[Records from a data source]
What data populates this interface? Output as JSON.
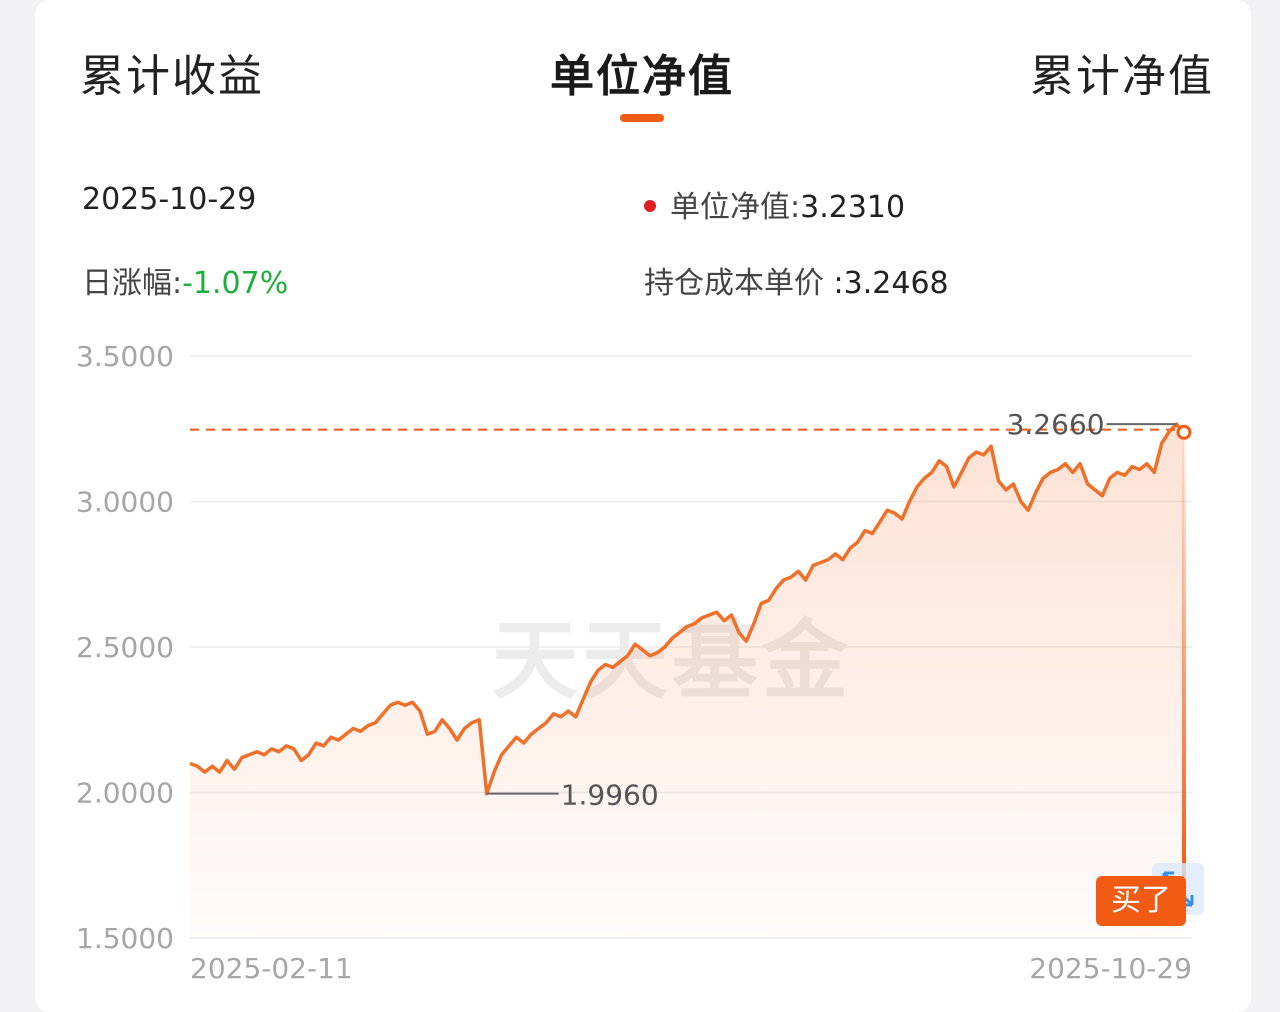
{
  "tabs": [
    {
      "label": "累计收益",
      "active": false
    },
    {
      "label": "单位净值",
      "active": true
    },
    {
      "label": "累计净值",
      "active": false
    }
  ],
  "info": {
    "date": "2025-10-29",
    "nav_label": "单位净值:",
    "nav_value": "3.2310",
    "change_label": "日涨幅:",
    "change_value": "-1.07%",
    "cost_label": "持仓成本单价",
    "cost_value": ":3.2468"
  },
  "colors": {
    "accent": "#f25b14",
    "line": "#f0702a",
    "up_marker": "#e02020",
    "down": "#1fae3c"
  },
  "watermark": "天天基金",
  "buy_label": "买了",
  "expand_icon": "expand-arrows-icon",
  "chart_data": {
    "type": "area",
    "ylim": [
      1.5,
      3.5
    ],
    "yticks": [
      "3.5000",
      "3.0000",
      "2.5000",
      "2.0000",
      "1.5000"
    ],
    "xlabels": [
      "2025-02-11",
      "2025-10-29"
    ],
    "x_start": "2025-02-11",
    "x_end": "2025-10-29",
    "reference_line": 3.2468,
    "min_label": "1.9960",
    "min_value": 1.996,
    "max_label": "3.2660",
    "max_value": 3.266,
    "series": [
      {
        "values": [
          2.1,
          2.09,
          2.07,
          2.09,
          2.07,
          2.11,
          2.08,
          2.12,
          2.13,
          2.14,
          2.13,
          2.15,
          2.14,
          2.16,
          2.15,
          2.11,
          2.13,
          2.17,
          2.16,
          2.19,
          2.18,
          2.2,
          2.22,
          2.21,
          2.23,
          2.24,
          2.27,
          2.3,
          2.31,
          2.3,
          2.31,
          2.28,
          2.2,
          2.21,
          2.25,
          2.22,
          2.18,
          2.22,
          2.24,
          2.25,
          1.996,
          2.07,
          2.13,
          2.16,
          2.19,
          2.17,
          2.2,
          2.22,
          2.24,
          2.27,
          2.26,
          2.28,
          2.26,
          2.32,
          2.38,
          2.42,
          2.44,
          2.43,
          2.45,
          2.47,
          2.51,
          2.49,
          2.47,
          2.48,
          2.5,
          2.53,
          2.55,
          2.57,
          2.58,
          2.6,
          2.61,
          2.62,
          2.59,
          2.61,
          2.55,
          2.52,
          2.58,
          2.65,
          2.66,
          2.7,
          2.73,
          2.74,
          2.76,
          2.73,
          2.78,
          2.79,
          2.8,
          2.82,
          2.8,
          2.84,
          2.86,
          2.9,
          2.89,
          2.93,
          2.97,
          2.96,
          2.94,
          3.0,
          3.05,
          3.08,
          3.1,
          3.14,
          3.12,
          3.05,
          3.1,
          3.15,
          3.17,
          3.16,
          3.19,
          3.07,
          3.04,
          3.06,
          3.0,
          2.97,
          3.03,
          3.08,
          3.1,
          3.11,
          3.13,
          3.1,
          3.13,
          3.06,
          3.04,
          3.02,
          3.08,
          3.1,
          3.09,
          3.12,
          3.11,
          3.13,
          3.1,
          3.2,
          3.24,
          3.266,
          3.231
        ]
      }
    ]
  }
}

● Exercise requirements:
Every entry must be transcribed exactly. Pictures do not belong in the copy.

● Response below:
What data populates this interface? Output as JSON.
{
  "tabs": [
    {
      "label": "累计收益",
      "active": false
    },
    {
      "label": "单位净值",
      "active": true
    },
    {
      "label": "累计净值",
      "active": false
    }
  ],
  "info": {
    "date": "2025-10-29",
    "nav_label": "单位净值:",
    "nav_value": "3.2310",
    "change_label": "日涨幅:",
    "change_value": "-1.07%",
    "cost_label": "持仓成本单价",
    "cost_value": ":3.2468"
  },
  "colors": {
    "accent": "#f25b14",
    "line": "#f0702a",
    "up_marker": "#e02020",
    "down": "#1fae3c"
  },
  "watermark": "天天基金",
  "buy_label": "买了",
  "expand_icon": "expand-arrows-icon",
  "chart_data": {
    "type": "area",
    "ylim": [
      1.5,
      3.5
    ],
    "yticks": [
      "3.5000",
      "3.0000",
      "2.5000",
      "2.0000",
      "1.5000"
    ],
    "xlabels": [
      "2025-02-11",
      "2025-10-29"
    ],
    "x_start": "2025-02-11",
    "x_end": "2025-10-29",
    "reference_line": 3.2468,
    "min_label": "1.9960",
    "min_value": 1.996,
    "max_label": "3.2660",
    "max_value": 3.266,
    "series": [
      {
        "values": [
          2.1,
          2.09,
          2.07,
          2.09,
          2.07,
          2.11,
          2.08,
          2.12,
          2.13,
          2.14,
          2.13,
          2.15,
          2.14,
          2.16,
          2.15,
          2.11,
          2.13,
          2.17,
          2.16,
          2.19,
          2.18,
          2.2,
          2.22,
          2.21,
          2.23,
          2.24,
          2.27,
          2.3,
          2.31,
          2.3,
          2.31,
          2.28,
          2.2,
          2.21,
          2.25,
          2.22,
          2.18,
          2.22,
          2.24,
          2.25,
          1.996,
          2.07,
          2.13,
          2.16,
          2.19,
          2.17,
          2.2,
          2.22,
          2.24,
          2.27,
          2.26,
          2.28,
          2.26,
          2.32,
          2.38,
          2.42,
          2.44,
          2.43,
          2.45,
          2.47,
          2.51,
          2.49,
          2.47,
          2.48,
          2.5,
          2.53,
          2.55,
          2.57,
          2.58,
          2.6,
          2.61,
          2.62,
          2.59,
          2.61,
          2.55,
          2.52,
          2.58,
          2.65,
          2.66,
          2.7,
          2.73,
          2.74,
          2.76,
          2.73,
          2.78,
          2.79,
          2.8,
          2.82,
          2.8,
          2.84,
          2.86,
          2.9,
          2.89,
          2.93,
          2.97,
          2.96,
          2.94,
          3.0,
          3.05,
          3.08,
          3.1,
          3.14,
          3.12,
          3.05,
          3.1,
          3.15,
          3.17,
          3.16,
          3.19,
          3.07,
          3.04,
          3.06,
          3.0,
          2.97,
          3.03,
          3.08,
          3.1,
          3.11,
          3.13,
          3.1,
          3.13,
          3.06,
          3.04,
          3.02,
          3.08,
          3.1,
          3.09,
          3.12,
          3.11,
          3.13,
          3.1,
          3.2,
          3.24,
          3.266,
          3.231
        ]
      }
    ]
  }
}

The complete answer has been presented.